-- start Supplied data --
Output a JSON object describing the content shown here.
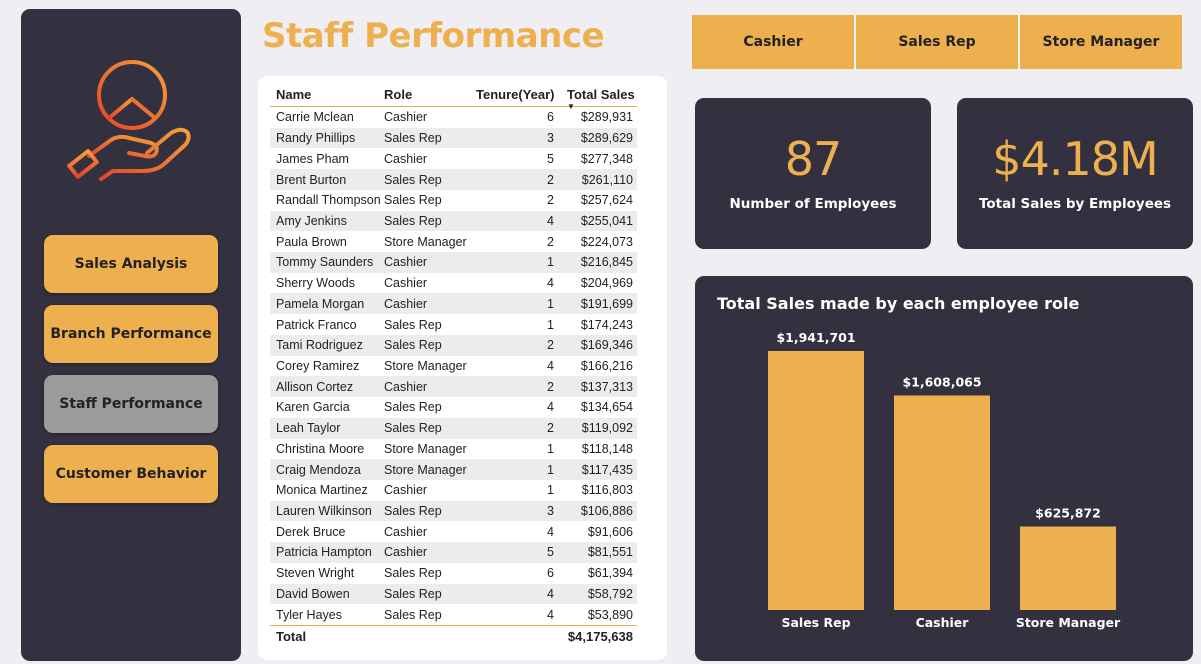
{
  "page": {
    "title": "Staff Performance"
  },
  "nav": {
    "items": [
      {
        "label": "Sales Analysis",
        "active": false
      },
      {
        "label": "Branch Performance",
        "active": false
      },
      {
        "label": "Staff Performance",
        "active": true
      },
      {
        "label": "Customer Behavior",
        "active": false
      }
    ]
  },
  "filters": {
    "items": [
      "Cashier",
      "Sales Rep",
      "Store Manager"
    ]
  },
  "table": {
    "headers": {
      "name": "Name",
      "role": "Role",
      "tenure": "Tenure(Year)",
      "sales": "Total Sales"
    },
    "sorted_column": "Total Sales",
    "sort_direction": "descending",
    "rows": [
      {
        "name": "Carrie Mclean",
        "role": "Cashier",
        "tenure": "6",
        "sales": "$289,931"
      },
      {
        "name": "Randy Phillips",
        "role": "Sales Rep",
        "tenure": "3",
        "sales": "$289,629"
      },
      {
        "name": "James Pham",
        "role": "Cashier",
        "tenure": "5",
        "sales": "$277,348"
      },
      {
        "name": "Brent Burton",
        "role": "Sales Rep",
        "tenure": "2",
        "sales": "$261,110"
      },
      {
        "name": "Randall Thompson",
        "role": "Sales Rep",
        "tenure": "2",
        "sales": "$257,624"
      },
      {
        "name": "Amy Jenkins",
        "role": "Sales Rep",
        "tenure": "4",
        "sales": "$255,041"
      },
      {
        "name": "Paula Brown",
        "role": "Store Manager",
        "tenure": "2",
        "sales": "$224,073"
      },
      {
        "name": "Tommy Saunders",
        "role": "Cashier",
        "tenure": "1",
        "sales": "$216,845"
      },
      {
        "name": "Sherry Woods",
        "role": "Cashier",
        "tenure": "4",
        "sales": "$204,969"
      },
      {
        "name": "Pamela Morgan",
        "role": "Cashier",
        "tenure": "1",
        "sales": "$191,699"
      },
      {
        "name": "Patrick Franco",
        "role": "Sales Rep",
        "tenure": "1",
        "sales": "$174,243"
      },
      {
        "name": "Tami Rodriguez",
        "role": "Sales Rep",
        "tenure": "2",
        "sales": "$169,346"
      },
      {
        "name": "Corey Ramirez",
        "role": "Store Manager",
        "tenure": "4",
        "sales": "$166,216"
      },
      {
        "name": "Allison Cortez",
        "role": "Cashier",
        "tenure": "2",
        "sales": "$137,313"
      },
      {
        "name": "Karen Garcia",
        "role": "Sales Rep",
        "tenure": "4",
        "sales": "$134,654"
      },
      {
        "name": "Leah Taylor",
        "role": "Sales Rep",
        "tenure": "2",
        "sales": "$119,092"
      },
      {
        "name": "Christina Moore",
        "role": "Store Manager",
        "tenure": "1",
        "sales": "$118,148"
      },
      {
        "name": "Craig Mendoza",
        "role": "Store Manager",
        "tenure": "1",
        "sales": "$117,435"
      },
      {
        "name": "Monica Martinez",
        "role": "Cashier",
        "tenure": "1",
        "sales": "$116,803"
      },
      {
        "name": "Lauren Wilkinson",
        "role": "Sales Rep",
        "tenure": "3",
        "sales": "$106,886"
      },
      {
        "name": "Derek Bruce",
        "role": "Cashier",
        "tenure": "4",
        "sales": "$91,606"
      },
      {
        "name": "Patricia Hampton",
        "role": "Cashier",
        "tenure": "5",
        "sales": "$81,551"
      },
      {
        "name": "Steven Wright",
        "role": "Sales Rep",
        "tenure": "6",
        "sales": "$61,394"
      },
      {
        "name": "David Bowen",
        "role": "Sales Rep",
        "tenure": "4",
        "sales": "$58,792"
      },
      {
        "name": "Tyler Hayes",
        "role": "Sales Rep",
        "tenure": "4",
        "sales": "$53,890"
      }
    ],
    "footer": {
      "label": "Total",
      "sales": "$4,175,638"
    }
  },
  "kpis": {
    "employees": {
      "value": "87",
      "label": "Number of Employees"
    },
    "total_sales": {
      "value": "$4.18M",
      "label": "Total Sales by Employees"
    }
  },
  "colors": {
    "accent": "#eeb04f",
    "card_dark": "#33303f",
    "nav_active": "#9b9b9b",
    "background": "#efeef3"
  },
  "chart_data": {
    "type": "bar",
    "title": "Total Sales made by each employee role",
    "categories": [
      "Sales Rep",
      "Cashier",
      "Store Manager"
    ],
    "values": [
      1941701,
      1608065,
      625872
    ],
    "data_labels": [
      "$1,941,701",
      "$1,608,065",
      "$625,872"
    ],
    "ylim": [
      0,
      1941701
    ],
    "grid": false,
    "legend": "none",
    "bar_color": "#eeb04f"
  }
}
-- end Supplied data --
Give the data again exactly as written, with all pictures left out.

#### Task solution:
Output a JSON object describing the content shown here.
{
  "page": {
    "title": "Staff Performance"
  },
  "nav": {
    "items": [
      {
        "label": "Sales Analysis",
        "active": false
      },
      {
        "label": "Branch Performance",
        "active": false
      },
      {
        "label": "Staff Performance",
        "active": true
      },
      {
        "label": "Customer Behavior",
        "active": false
      }
    ]
  },
  "filters": {
    "items": [
      "Cashier",
      "Sales Rep",
      "Store Manager"
    ]
  },
  "table": {
    "headers": {
      "name": "Name",
      "role": "Role",
      "tenure": "Tenure(Year)",
      "sales": "Total Sales"
    },
    "sorted_column": "Total Sales",
    "sort_direction": "descending",
    "rows": [
      {
        "name": "Carrie Mclean",
        "role": "Cashier",
        "tenure": "6",
        "sales": "$289,931"
      },
      {
        "name": "Randy Phillips",
        "role": "Sales Rep",
        "tenure": "3",
        "sales": "$289,629"
      },
      {
        "name": "James Pham",
        "role": "Cashier",
        "tenure": "5",
        "sales": "$277,348"
      },
      {
        "name": "Brent Burton",
        "role": "Sales Rep",
        "tenure": "2",
        "sales": "$261,110"
      },
      {
        "name": "Randall Thompson",
        "role": "Sales Rep",
        "tenure": "2",
        "sales": "$257,624"
      },
      {
        "name": "Amy Jenkins",
        "role": "Sales Rep",
        "tenure": "4",
        "sales": "$255,041"
      },
      {
        "name": "Paula Brown",
        "role": "Store Manager",
        "tenure": "2",
        "sales": "$224,073"
      },
      {
        "name": "Tommy Saunders",
        "role": "Cashier",
        "tenure": "1",
        "sales": "$216,845"
      },
      {
        "name": "Sherry Woods",
        "role": "Cashier",
        "tenure": "4",
        "sales": "$204,969"
      },
      {
        "name": "Pamela Morgan",
        "role": "Cashier",
        "tenure": "1",
        "sales": "$191,699"
      },
      {
        "name": "Patrick Franco",
        "role": "Sales Rep",
        "tenure": "1",
        "sales": "$174,243"
      },
      {
        "name": "Tami Rodriguez",
        "role": "Sales Rep",
        "tenure": "2",
        "sales": "$169,346"
      },
      {
        "name": "Corey Ramirez",
        "role": "Store Manager",
        "tenure": "4",
        "sales": "$166,216"
      },
      {
        "name": "Allison Cortez",
        "role": "Cashier",
        "tenure": "2",
        "sales": "$137,313"
      },
      {
        "name": "Karen Garcia",
        "role": "Sales Rep",
        "tenure": "4",
        "sales": "$134,654"
      },
      {
        "name": "Leah Taylor",
        "role": "Sales Rep",
        "tenure": "2",
        "sales": "$119,092"
      },
      {
        "name": "Christina Moore",
        "role": "Store Manager",
        "tenure": "1",
        "sales": "$118,148"
      },
      {
        "name": "Craig Mendoza",
        "role": "Store Manager",
        "tenure": "1",
        "sales": "$117,435"
      },
      {
        "name": "Monica Martinez",
        "role": "Cashier",
        "tenure": "1",
        "sales": "$116,803"
      },
      {
        "name": "Lauren Wilkinson",
        "role": "Sales Rep",
        "tenure": "3",
        "sales": "$106,886"
      },
      {
        "name": "Derek Bruce",
        "role": "Cashier",
        "tenure": "4",
        "sales": "$91,606"
      },
      {
        "name": "Patricia Hampton",
        "role": "Cashier",
        "tenure": "5",
        "sales": "$81,551"
      },
      {
        "name": "Steven Wright",
        "role": "Sales Rep",
        "tenure": "6",
        "sales": "$61,394"
      },
      {
        "name": "David Bowen",
        "role": "Sales Rep",
        "tenure": "4",
        "sales": "$58,792"
      },
      {
        "name": "Tyler Hayes",
        "role": "Sales Rep",
        "tenure": "4",
        "sales": "$53,890"
      }
    ],
    "footer": {
      "label": "Total",
      "sales": "$4,175,638"
    }
  },
  "kpis": {
    "employees": {
      "value": "87",
      "label": "Number of Employees"
    },
    "total_sales": {
      "value": "$4.18M",
      "label": "Total Sales by Employees"
    }
  },
  "colors": {
    "accent": "#eeb04f",
    "card_dark": "#33303f",
    "nav_active": "#9b9b9b",
    "background": "#efeef3"
  },
  "chart_data": {
    "type": "bar",
    "title": "Total Sales made by each employee role",
    "categories": [
      "Sales Rep",
      "Cashier",
      "Store Manager"
    ],
    "values": [
      1941701,
      1608065,
      625872
    ],
    "data_labels": [
      "$1,941,701",
      "$1,608,065",
      "$625,872"
    ],
    "ylim": [
      0,
      1941701
    ],
    "grid": false,
    "legend": "none",
    "bar_color": "#eeb04f"
  }
}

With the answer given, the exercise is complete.